THE EXERCISE
Count the lines below that contain the string "明细查询", matching case exactly, and reply with only that number.

+ + +

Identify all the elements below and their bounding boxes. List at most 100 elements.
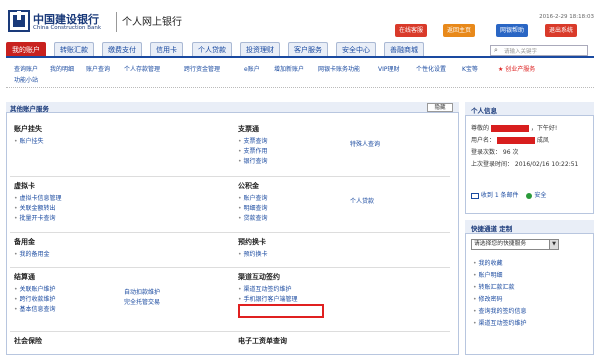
tab-customer-service[interactable]: 客户服务 <box>288 42 328 56</box>
ccb-logo-icon <box>8 10 30 32</box>
section-housing-fund: 公积金 账户查询 明细查询 贷款查询 <box>238 181 448 224</box>
tab-security[interactable]: 安全中心 <box>336 42 376 56</box>
logo-divider <box>116 12 117 32</box>
header-date: 2016-2-29 18:18:03 <box>539 14 594 20</box>
subnav-item[interactable]: 查询账户 <box>14 64 38 73</box>
section-link[interactable]: 贷款查询 <box>238 214 448 224</box>
search-icon: ⌕ <box>494 46 498 54</box>
section-link[interactable]: 关联账户维护 <box>14 285 224 295</box>
section-title: 社会保险 <box>14 337 42 345</box>
section-link[interactable]: 账户挂失 <box>14 137 224 147</box>
section-title: 渠道互动签约 <box>238 273 280 281</box>
highlight-box <box>238 304 324 318</box>
tab-investment[interactable]: 投资理财 <box>240 42 280 56</box>
section-title: 结算通 <box>14 273 35 281</box>
greeting: 尊敬的 ，下午好! <box>471 125 558 132</box>
online-service-button[interactable]: 在线客服 <box>395 24 428 37</box>
quick-access-title: 快捷通道 定制 <box>471 225 513 233</box>
section-link[interactable]: 渠道互动签约维护 <box>238 285 448 295</box>
section-title: 支票通 <box>238 125 259 133</box>
tab-mall[interactable]: 善融商城 <box>384 42 424 56</box>
security-link[interactable]: 安全 <box>534 192 546 199</box>
tab-payment[interactable]: 缴费支付 <box>102 42 142 56</box>
login-count: 登录次数： 96 次 <box>471 149 519 156</box>
section-social-insurance: 社会保险 <box>14 336 224 349</box>
tab-transfer[interactable]: 转账汇款 <box>54 42 94 56</box>
subnav-item[interactable]: 增加新账户 <box>274 64 304 73</box>
sub-nav: 查询账户 我的明细 账户查询 个人存款管理 跨行资金管理 e账户 增加新账户 网… <box>6 60 594 88</box>
subnav-item[interactable]: 账户查询 <box>86 64 110 73</box>
section-link[interactable]: 批量开卡查询 <box>14 214 224 224</box>
section-title: 虚拟卡 <box>14 182 35 190</box>
username: 用户名： 成凤 <box>471 137 549 144</box>
section-link[interactable]: 虚拟卡信息管理 <box>14 194 224 204</box>
mail-link[interactable]: 收到 1 条邮件 <box>481 192 519 199</box>
section-link[interactable]: 明细查询 <box>238 204 448 214</box>
user-info-header: 个人信息 <box>465 102 594 116</box>
subnav-item[interactable]: 个人存款管理 <box>124 64 160 73</box>
last-login: 上次登录时间： 2016/02/16 10:22:51 <box>471 161 579 168</box>
quick-link[interactable]: 转账汇款汇款 <box>473 282 514 291</box>
quick-link[interactable]: 渠道互动签约维护 <box>473 318 526 327</box>
tab-credit-card[interactable]: 信用卡 <box>150 42 183 56</box>
home-button[interactable]: 返回主页 <box>443 24 476 37</box>
section-divider <box>10 176 450 177</box>
main-panel-title: 其他账户服务 <box>10 105 49 113</box>
subnav-item[interactable]: VIP理财 <box>378 64 400 73</box>
section-virtual-card: 虚拟卡 虚拟卡信息管理 关联金额转出 批量开卡查询 <box>14 181 224 224</box>
section-title: 账户挂失 <box>14 125 42 133</box>
subnav-item[interactable]: 网银卡账务功能 <box>318 64 360 73</box>
section-link[interactable]: 关联金额转出 <box>14 204 224 214</box>
section-divider <box>10 232 450 233</box>
section-link[interactable]: 自动扣款维护 <box>124 287 160 296</box>
user-info-title: 个人信息 <box>471 107 497 115</box>
subnav-item[interactable]: e账户 <box>244 64 260 73</box>
quick-access-header: 快捷通道 定制 <box>465 220 594 234</box>
subnav-item[interactable]: 跨行资金管理 <box>184 64 220 73</box>
subnav-item[interactable]: 个性化设置 <box>416 64 446 73</box>
mail-icon <box>471 192 479 199</box>
section-title: 备用金 <box>14 238 35 246</box>
search-box[interactable]: ⌕ 请输入关键字 <box>490 45 588 56</box>
redacted-name <box>490 125 529 132</box>
quick-link[interactable]: 账户明细 <box>473 270 502 279</box>
section-link[interactable]: 预约换卡 <box>238 250 448 260</box>
section-link[interactable]: 银行查询 <box>238 157 448 167</box>
section-e-payslip: 电子工资单查询 <box>238 336 448 349</box>
section-link[interactable]: 账户查询 <box>238 194 448 204</box>
section-link[interactable]: 支票作用 <box>238 147 448 157</box>
subnav-item-hot[interactable]: ★ 创业产服务 <box>498 64 535 73</box>
hide-toggle-button[interactable]: 隐藏 <box>427 103 453 112</box>
main-panel-header: 其他账户服务 隐藏 <box>6 102 459 113</box>
help-button[interactable]: 网银帮助 <box>496 24 529 37</box>
section-divider <box>10 267 450 268</box>
quick-link[interactable]: 我的收藏 <box>473 258 502 267</box>
subnav-item[interactable]: 我的明细 <box>50 64 74 73</box>
security-icon <box>526 192 533 199</box>
section-link[interactable]: 跨行收款维护 <box>14 295 224 305</box>
section-link[interactable]: 个人贷款 <box>350 196 374 205</box>
quick-link[interactable]: 修改密码 <box>473 294 502 303</box>
section-link[interactable]: 完全托管交易 <box>124 297 160 306</box>
quick-link[interactable]: 查询我的签约信息 <box>473 306 526 315</box>
tab-my-account[interactable]: 我的账户 <box>6 42 46 56</box>
section-title: 公积金 <box>238 182 259 190</box>
section-channel-signing: 渠道互动签约 渠道互动签约维护 手机银行客户端管理 <box>238 272 448 305</box>
section-link[interactable]: 基本信息查询 <box>14 305 224 315</box>
section-link[interactable]: 特殊人查询 <box>350 139 380 148</box>
tab-loans[interactable]: 个人贷款 <box>192 42 232 56</box>
section-title: 预约换卡 <box>238 238 266 246</box>
subnav-item[interactable]: K宝等 <box>462 64 478 73</box>
system-title: 个人网上银行 <box>122 17 182 28</box>
section-reserve: 备用金 我的备用金 <box>14 237 224 260</box>
section-divider <box>10 331 450 332</box>
section-link[interactable]: 我的备用金 <box>14 250 224 260</box>
quick-service-select[interactable]: 请选择您的快捷服务 ▼ <box>471 239 559 250</box>
redacted-username <box>496 137 535 144</box>
logout-button[interactable]: 退出系统 <box>545 24 578 37</box>
chevron-down-icon: ▼ <box>549 240 558 249</box>
subnav-item[interactable]: 功能小站 <box>14 75 38 84</box>
section-card-replace: 预约换卡 预约换卡 <box>238 237 448 260</box>
mail-row: 收到 1 条邮件 安全 <box>471 190 546 199</box>
section-link[interactable]: 支票查询 <box>238 137 448 147</box>
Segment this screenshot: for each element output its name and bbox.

+ + +

RESULT OF THIS TASK
2